_MATERIAL FOR THIS TASK_
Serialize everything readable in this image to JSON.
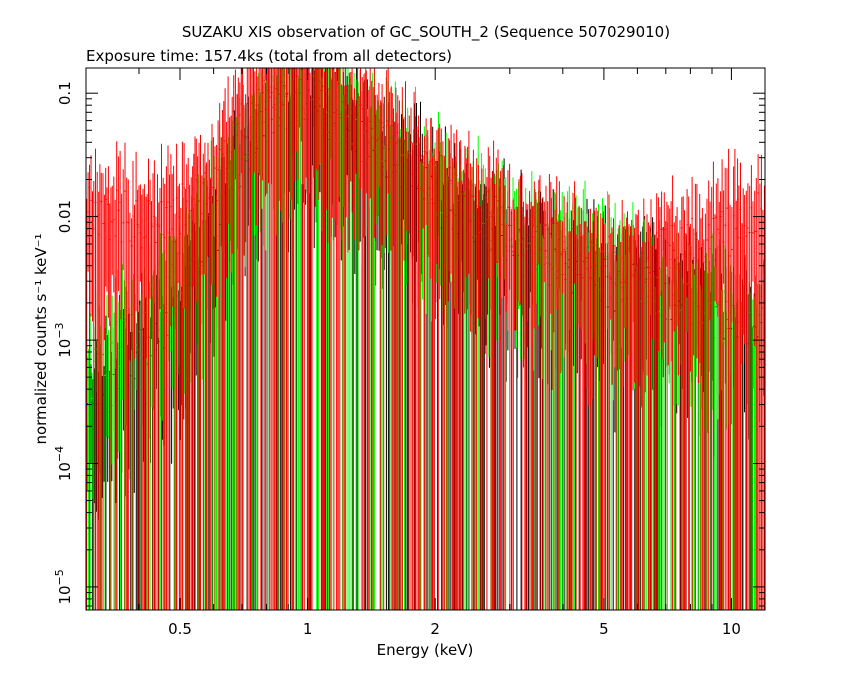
{
  "chart_data": {
    "type": "scatter",
    "title": "SUZAKU XIS observation of GC_SOUTH_2 (Sequence 507029010)",
    "subtitle": "Exposure time: 157.4ks (total from all detectors)",
    "xlabel": "Energy (keV)",
    "ylabel": "normalized counts s⁻¹ keV⁻¹",
    "xscale": "log",
    "yscale": "log",
    "xlim": [
      0.3,
      12
    ],
    "ylim": [
      6.5e-06,
      0.16
    ],
    "grid": false,
    "legend": "none",
    "x_ticks": [
      {
        "value": 0.5,
        "label": "0.5"
      },
      {
        "value": 1,
        "label": "1"
      },
      {
        "value": 2,
        "label": "2"
      },
      {
        "value": 5,
        "label": "5"
      },
      {
        "value": 10,
        "label": "10"
      }
    ],
    "y_ticks": [
      {
        "value": 0.1,
        "label": "0.1"
      },
      {
        "value": 0.01,
        "label": "0.01"
      },
      {
        "value": 0.001,
        "base": "10",
        "exp": "−3"
      },
      {
        "value": 0.0001,
        "base": "10",
        "exp": "−4"
      },
      {
        "value": 1e-05,
        "base": "10",
        "exp": "−5"
      }
    ],
    "series": [
      {
        "color": "#ff0000",
        "spectrum": [
          [
            0.3,
            0.012
          ],
          [
            0.45,
            0.008
          ],
          [
            0.6,
            0.02
          ],
          [
            0.7,
            0.06
          ],
          [
            0.8,
            0.11
          ],
          [
            0.9,
            0.11
          ],
          [
            1.0,
            0.1
          ],
          [
            1.2,
            0.07
          ],
          [
            1.5,
            0.04
          ],
          [
            1.8,
            0.03
          ],
          [
            2.2,
            0.015
          ],
          [
            3.0,
            0.008
          ],
          [
            4.0,
            0.005
          ],
          [
            6.0,
            0.004
          ],
          [
            8.0,
            0.006
          ],
          [
            10.0,
            0.008
          ],
          [
            12.0,
            0.01
          ]
        ]
      },
      {
        "color": "#00ff00",
        "spectrum": [
          [
            0.3,
            0.0005
          ],
          [
            0.45,
            0.002
          ],
          [
            0.6,
            0.01
          ],
          [
            0.7,
            0.04
          ],
          [
            0.8,
            0.08
          ],
          [
            1.0,
            0.09
          ],
          [
            1.2,
            0.06
          ],
          [
            1.5,
            0.035
          ],
          [
            1.8,
            0.025
          ],
          [
            2.2,
            0.013
          ],
          [
            3.0,
            0.007
          ],
          [
            4.0,
            0.005
          ],
          [
            6.0,
            0.003
          ],
          [
            8.0,
            0.002
          ],
          [
            10.0,
            0.0015
          ],
          [
            12.0,
            0.0012
          ]
        ]
      },
      {
        "color": "#000000",
        "spectrum": [
          [
            0.3,
            0.0003
          ],
          [
            0.45,
            0.001
          ],
          [
            0.6,
            0.006
          ],
          [
            0.7,
            0.03
          ],
          [
            0.8,
            0.07
          ],
          [
            1.0,
            0.08
          ],
          [
            1.2,
            0.055
          ],
          [
            1.5,
            0.03
          ],
          [
            1.8,
            0.02
          ],
          [
            2.2,
            0.011
          ],
          [
            3.0,
            0.006
          ],
          [
            4.0,
            0.004
          ],
          [
            6.0,
            0.0025
          ],
          [
            8.0,
            0.002
          ],
          [
            10.0,
            0.0015
          ],
          [
            12.0,
            0.0012
          ]
        ]
      }
    ]
  }
}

_PROBLEM DESCRIPTION_
Find how many lines of the listing include the string "value" and give that number, nothing else.

_ANSWER FOR THIS EXERCISE_
10